== Extracted material
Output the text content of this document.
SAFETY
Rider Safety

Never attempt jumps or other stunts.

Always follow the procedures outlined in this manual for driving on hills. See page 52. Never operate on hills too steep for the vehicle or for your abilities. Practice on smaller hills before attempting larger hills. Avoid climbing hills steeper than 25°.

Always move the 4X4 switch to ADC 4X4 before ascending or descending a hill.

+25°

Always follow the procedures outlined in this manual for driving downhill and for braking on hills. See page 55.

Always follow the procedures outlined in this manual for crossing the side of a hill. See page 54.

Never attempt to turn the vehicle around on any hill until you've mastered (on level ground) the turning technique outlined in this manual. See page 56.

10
====
Using the listing above, return all lines where the word "before" occurs.

→ **Solution to this exercise**
Always follow the procedures outlined in this manual for driving on hills. See page 52. Never operate on hills too steep for the vehicle or for your abilities. Practice on smaller hills before attempting larger hills. Avoid climbing hills steeper than 25°.
Always move the 4X4 switch to ADC 4X4 before ascending or descending a hill.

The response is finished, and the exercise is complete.